Prompt = Word for word, print each line of the listing below; pictures stay out.

+++ Recorded data +++

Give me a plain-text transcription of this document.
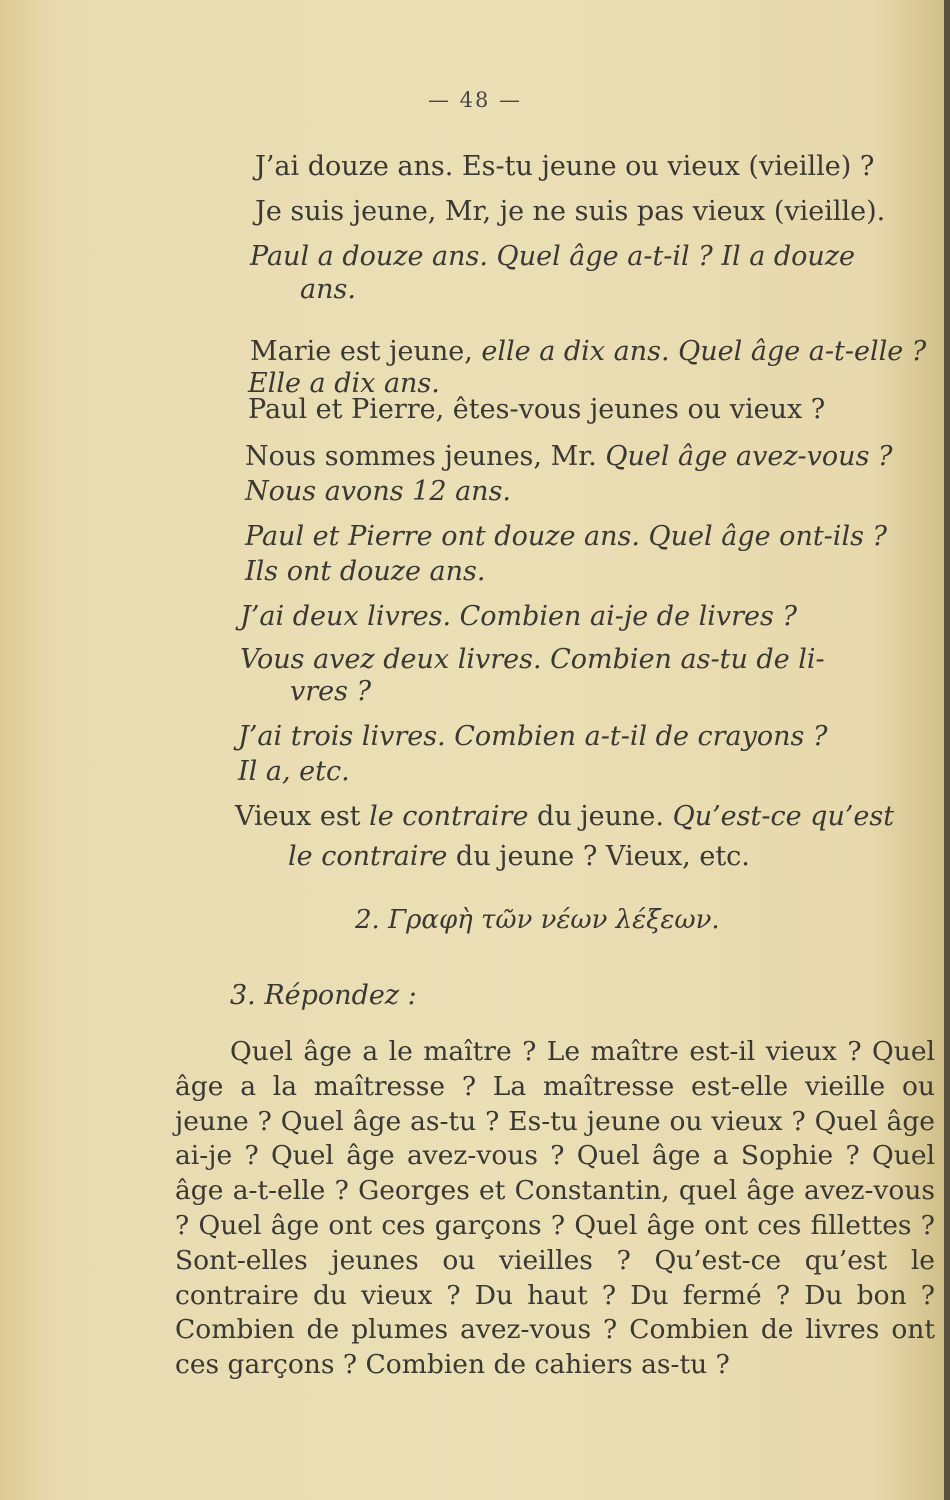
— 48 —
J’ai douze ans. Es-tu jeune ou vieux (vieille) ?
Je suis jeune, Mr, je ne suis pas vieux (vieille).
Paul a douze ans. Quel âge a-t-il ? Il a douze
ans.
Marie est jeune, elle a dix ans. Quel âge a-t-elle ?
Elle a dix ans.
Paul et Pierre, êtes-vous jeunes ou vieux ?
Nous sommes jeunes, Mr. Quel âge avez-vous ?
Nous avons 12 ans.
Paul et Pierre ont douze ans. Quel âge ont-ils ?
Ils ont douze ans.
J’ai deux livres. Combien ai-je de livres ?
Vous avez deux livres. Combien as-tu de li-
vres ?
J’ai trois livres. Combien a-t-il de crayons ?
Il a, etc.
Vieux est le contraire du jeune. Qu’est-ce qu’est
le contraire du jeune ? Vieux, etc.
2. Γραφὴ τῶν νέων λέξεων.
3. Répondez :
Quel âge a le maître ? Le maître est-il vieux ? Quel âge a la maîtresse ? La maîtresse est-elle vieille ou jeune ? Quel âge as-tu ? Es-tu jeune ou vieux ? Quel âge ai-je ? Quel âge avez-vous ? Quel âge a Sophie ? Quel âge a-t-elle ? Georges et Constantin, quel âge avez-vous ? Quel âge ont ces garçons ? Quel âge ont ces fillettes ? Sont-elles jeunes ou vieilles ? Qu’est-ce qu’est le contraire du vieux ? Du haut ? Du fermé ? Du bon ? Combien de plumes avez-vous ? Combien de livres ont ces garçons ? Combien de cahiers as-tu ?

+++

Output of the task =
Give me a plain-text transcription of this document.
— 48 —
J’ai douze ans. Es-tu jeune ou vieux (vieille) ?
Je suis jeune, Mr, je ne suis pas vieux (vieille).
Paul a douze ans. Quel âge a-t-il ? Il a douze
ans.
Marie est jeune, elle a dix ans. Quel âge a-t-elle ?
Elle a dix ans.
Paul et Pierre, êtes-vous jeunes ou vieux ?
Nous sommes jeunes, Mr. Quel âge avez-vous ?
Nous avons 12 ans.
Paul et Pierre ont douze ans. Quel âge ont-ils ?
Ils ont douze ans.
J’ai deux livres. Combien ai-je de livres ?
Vous avez deux livres. Combien as-tu de li-
vres ?
J’ai trois livres. Combien a-t-il de crayons ?
Il a, etc.
Vieux est le contraire du jeune. Qu’est-ce qu’est
le contraire du jeune ? Vieux, etc.
2. Γραφὴ τῶν νέων λέξεων.
3. Répondez :
Quel âge a le maître ? Le maître est-il vieux ? Quel âge a la maîtresse ? La maîtresse est-elle vieille ou jeune ? Quel âge as-tu ? Es-tu jeune ou vieux ? Quel âge ai-je ? Quel âge avez-vous ? Quel âge a Sophie ? Quel âge a-t-elle ? Georges et Constantin, quel âge avez-vous ? Quel âge ont ces garçons ? Quel âge ont ces fillettes ? Sont-elles jeunes ou vieilles ? Qu’est-ce qu’est le contraire du vieux ? Du haut ? Du fermé ? Du bon ? Combien de plumes avez-vous ? Combien de livres ont ces garçons ? Combien de cahiers as-tu ?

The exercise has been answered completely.